__WORK TO COMPLETE__
Reproduce the entries from the line with "button[interactable]: 3 [281,130,422,252]" to the line with "staticText: Assistant [17,176,89,198]", changing "Settings" to "Preferences" and keeping everything else identical.

__RECORDS TO USE__
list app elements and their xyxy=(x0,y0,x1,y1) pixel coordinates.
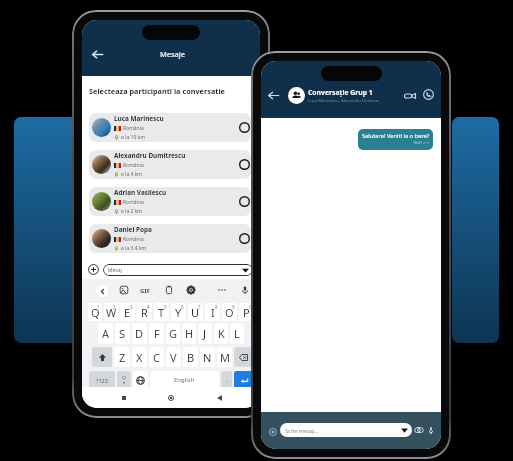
button[interactable]: V xyxy=(166,347,181,367)
button[interactable]: Select participant xyxy=(239,122,250,133)
staticText: Z xyxy=(119,350,126,365)
staticText: 3 xyxy=(130,304,133,310)
button[interactable]: . xyxy=(221,371,232,389)
staticText: e la 10 km xyxy=(121,134,145,141)
button[interactable]: Scrie mesaj... xyxy=(280,423,412,437)
button[interactable]: Back xyxy=(265,87,281,103)
button[interactable]: dots xyxy=(217,285,227,295)
staticText: Mesaje xyxy=(160,49,186,59)
button[interactable]: N xyxy=(200,347,215,367)
staticText: L xyxy=(234,326,240,341)
staticText: Alexandru Dumitrescu xyxy=(114,151,186,160)
button[interactable]: Back xyxy=(213,392,225,404)
button[interactable]: Add attachment xyxy=(88,264,99,275)
button[interactable]: Video call xyxy=(402,88,418,104)
staticText: F xyxy=(154,326,160,341)
button[interactable]: R xyxy=(137,303,152,321)
button[interactable]: gear xyxy=(186,285,196,295)
button[interactable]: H xyxy=(182,323,196,344)
staticText: Y xyxy=(175,305,182,320)
button[interactable]: Z xyxy=(114,347,130,367)
button[interactable]: Backspace xyxy=(234,347,253,367)
button[interactable]: D xyxy=(132,323,147,344)
staticText: 8 xyxy=(215,304,218,310)
button[interactable]: Adrian Vasilescu xyxy=(89,187,251,216)
staticText: S xyxy=(119,326,126,341)
button[interactable]: F xyxy=(149,323,164,344)
button[interactable]: K xyxy=(214,323,228,344)
button[interactable]: Back xyxy=(89,46,105,62)
button[interactable]: E xyxy=(120,303,135,321)
button[interactable]: Select participant xyxy=(239,233,250,244)
button[interactable]: ?123 xyxy=(89,371,115,389)
button[interactable]: O xyxy=(222,303,237,321)
staticText: Scrie mesaj... xyxy=(285,427,319,434)
staticText: W xyxy=(106,305,117,320)
button[interactable]: clipboard xyxy=(164,285,174,295)
button[interactable]: Shift xyxy=(92,347,112,367)
staticText: România xyxy=(123,199,144,206)
button[interactable]: Select participant xyxy=(239,196,250,207)
button[interactable]: Collapse toolbar xyxy=(96,285,108,297)
staticText: English xyxy=(174,376,195,384)
button[interactable]: Add attachment xyxy=(267,426,278,437)
staticText: 0 xyxy=(249,304,252,310)
staticText: R xyxy=(141,305,148,320)
staticText: G xyxy=(169,326,178,341)
staticText: Luca Marinescu, Alexandru Dimitrov xyxy=(308,98,379,104)
staticText: X xyxy=(136,350,143,365)
staticText: C xyxy=(153,350,160,365)
button[interactable]: B xyxy=(183,347,198,367)
staticText: Conversație Grup 1 xyxy=(308,88,373,97)
button[interactable]: sticker xyxy=(119,285,129,295)
button[interactable]: P xyxy=(239,303,254,321)
staticText: e la 3.4 km xyxy=(121,245,147,252)
button[interactable]: W xyxy=(104,303,118,321)
button[interactable]: T xyxy=(154,303,169,321)
button[interactable]: Recent apps xyxy=(118,392,130,404)
button[interactable]: Q xyxy=(88,303,102,321)
staticText: T xyxy=(158,305,165,320)
button[interactable]: A xyxy=(98,323,113,344)
staticText: D xyxy=(135,326,144,341)
button[interactable]: Luca Marinescu xyxy=(89,113,251,142)
staticText: A xyxy=(102,326,110,341)
staticText: P xyxy=(243,305,250,320)
button[interactable]: Salutare! Veniti la o bere? xyxy=(358,129,433,150)
staticText: V xyxy=(170,350,177,365)
button[interactable]: L xyxy=(230,323,244,344)
button[interactable]: Camera xyxy=(414,425,424,435)
button[interactable]: U xyxy=(188,303,203,321)
button[interactable]: Daniel Popa xyxy=(89,224,251,253)
staticText: O xyxy=(225,305,234,320)
staticText: România xyxy=(123,236,144,243)
button[interactable]: Home xyxy=(165,392,177,404)
staticText: 7 xyxy=(198,304,201,310)
button[interactable]: Voice message xyxy=(426,425,436,435)
staticText: M xyxy=(220,350,230,365)
button[interactable]: Y xyxy=(171,303,186,321)
button[interactable]: Voice call xyxy=(422,88,435,101)
button[interactable]: J xyxy=(198,323,212,344)
button[interactable]: Alexandru Dumitrescu xyxy=(89,150,251,179)
button[interactable]: mic xyxy=(240,285,250,295)
staticText: 9 xyxy=(232,304,235,310)
staticText: Mesaj xyxy=(108,267,122,274)
button[interactable]: Emoji and comma xyxy=(117,371,131,389)
button[interactable]: Mesaj xyxy=(103,264,253,276)
button[interactable]: X xyxy=(132,347,147,367)
button[interactable]: Select participant xyxy=(239,159,250,170)
button[interactable]: M xyxy=(217,347,232,367)
button[interactable]: English xyxy=(150,371,219,389)
staticText: 2 xyxy=(113,304,116,310)
button[interactable]: G xyxy=(166,323,180,344)
button[interactable]: GIF xyxy=(140,287,150,295)
staticText: Selecteaza participanti la conversatie xyxy=(89,86,225,96)
button[interactable]: Enter xyxy=(234,371,254,389)
staticText: 4 xyxy=(147,304,150,310)
button[interactable]: Change language xyxy=(133,371,148,389)
button[interactable]: C xyxy=(149,347,164,367)
staticText: ?123 xyxy=(96,377,108,384)
button[interactable]: S xyxy=(115,323,130,344)
button[interactable]: I xyxy=(205,303,220,321)
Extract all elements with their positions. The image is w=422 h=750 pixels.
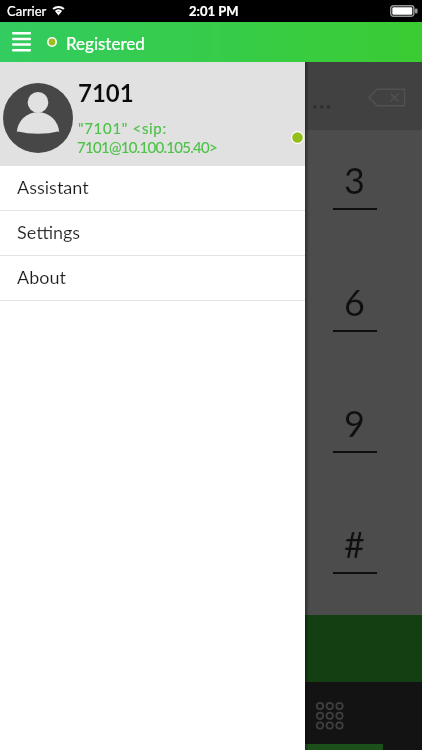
button[interactable]: 3 [281,130,422,252]
button[interactable]: Open navigation drawer [0,22,43,62]
staticText: "7101" <sip: [78,119,167,137]
staticText: 6 [344,280,365,323]
staticText: 7101 [78,78,134,107]
staticText: 1 [63,158,84,201]
staticText: 9 [344,401,365,444]
button[interactable]: # [281,494,422,615]
staticText: 2:01 PM [189,3,239,19]
staticText: About [17,266,66,288]
button[interactable]: 9 [281,373,422,494]
staticText: 3 [344,158,365,201]
button[interactable]: Assistant [0,166,305,211]
button[interactable]: 6 [281,252,422,373]
staticText: 4 [63,280,84,323]
staticText: Carrier [7,3,47,19]
button[interactable]: 4 [0,252,140,373]
staticText: # [344,522,365,565]
staticText: 5 [203,280,224,323]
staticText: Settings [17,221,81,243]
button[interactable]: 1 [0,130,140,252]
staticText: Assistant [17,176,89,198]
staticText: 2 [203,158,224,201]
button[interactable]: 2 [140,130,281,252]
staticText: Registered [66,33,145,53]
button[interactable]: About [0,256,305,301]
button[interactable]: Backspace [361,81,413,113]
button[interactable]: Keypad tab [277,682,383,750]
button[interactable]: Settings [0,211,305,256]
button[interactable]: 5 [140,252,281,373]
staticText: 7101@10.100.105.40> [77,138,217,156]
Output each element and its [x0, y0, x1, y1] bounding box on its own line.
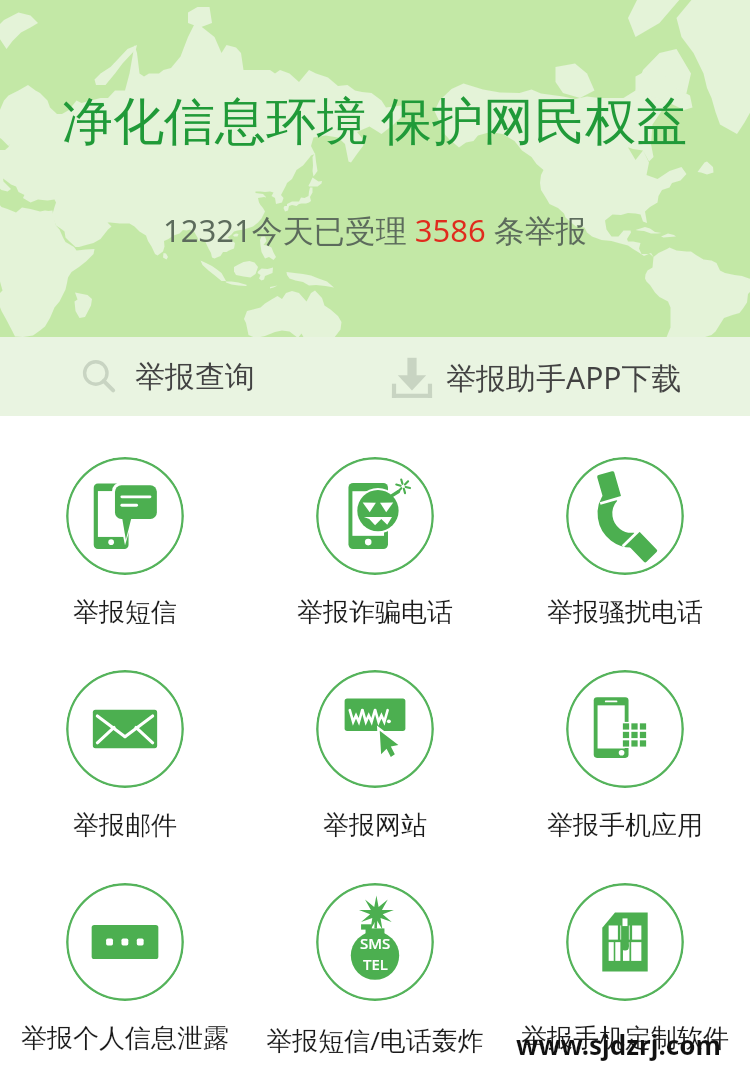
staticText: SMS	[360, 933, 391, 953]
button[interactable]: 举报手机定制软件	[500, 883, 750, 1055]
staticText: 举报网站	[323, 809, 427, 842]
staticText: 举报邮件	[73, 809, 177, 842]
button[interactable]: 举报查询	[0, 357, 375, 397]
button[interactable]: 举报助手APP下载	[375, 355, 750, 399]
staticText: 12321今天已受理 3586 条举报	[163, 209, 587, 251]
button[interactable]: 举报手机应用	[500, 670, 750, 842]
staticText: 举报个人信息泄露	[21, 1022, 229, 1055]
staticText: 举报助手APP下载	[446, 357, 682, 398]
staticText: TEL	[363, 954, 388, 974]
staticText: 举报诈骗电话	[297, 596, 453, 629]
button[interactable]: SMS	[250, 883, 500, 1058]
button[interactable]: 举报个人信息泄露	[0, 883, 250, 1055]
staticText: 净化信息环境 保护网民权益	[62, 84, 688, 154]
staticText: www.sjdzrj.com	[516, 1027, 721, 1062]
button[interactable]: 举报网站	[250, 670, 500, 842]
button[interactable]: 举报骚扰电话	[500, 457, 750, 629]
staticText: 举报手机定制软件	[521, 1022, 729, 1055]
staticText: 举报手机应用	[547, 809, 703, 842]
staticText: 举报骚扰电话	[547, 596, 703, 629]
button[interactable]: 举报短信	[0, 457, 250, 629]
button[interactable]: 举报邮件	[0, 670, 250, 842]
staticText: 举报短信	[73, 596, 177, 629]
staticText: 举报查询	[135, 358, 255, 396]
staticText: 举报短信/电话轰炸	[266, 1022, 484, 1058]
button[interactable]: 举报诈骗电话	[250, 457, 500, 629]
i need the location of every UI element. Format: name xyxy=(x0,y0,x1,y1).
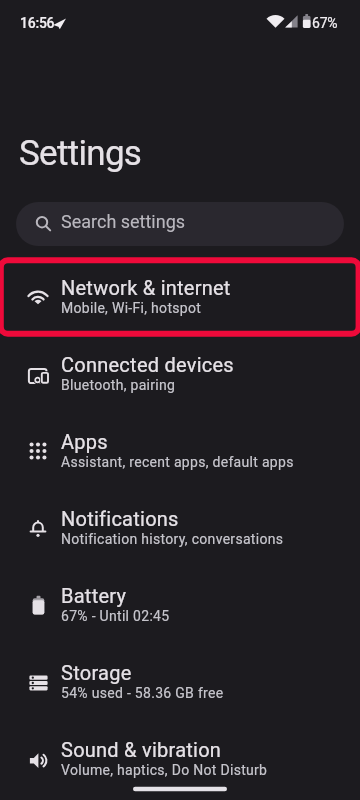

__SOLUTION FOR THIS PROBLEM__
button[interactable]: 3 [281,130,422,252]
button[interactable]: Open navigation drawer [0,22,43,62]
staticText: "7101" <sip: [78,119,167,137]
staticText: 6 [344,280,365,323]
staticText: 7101 [78,78,134,107]
staticText: 1 [63,158,84,201]
staticText: 9 [344,401,365,444]
button[interactable]: # [281,494,422,615]
staticText: 2:01 PM [189,3,239,19]
staticText: About [17,266,66,288]
button[interactable]: 9 [281,373,422,494]
staticText: 3 [344,158,365,201]
button[interactable]: Assistant [0,166,305,211]
button[interactable]: 6 [281,252,422,373]
staticText: 4 [63,280,84,323]
staticText: Carrier [7,3,47,19]
button[interactable]: 4 [0,252,140,373]
staticText: # [344,522,365,565]
staticText: 5 [203,280,224,323]
staticText: Preferences [17,221,81,243]
button[interactable]: 1 [0,130,140,252]
staticText: Assistant [17,176,89,198]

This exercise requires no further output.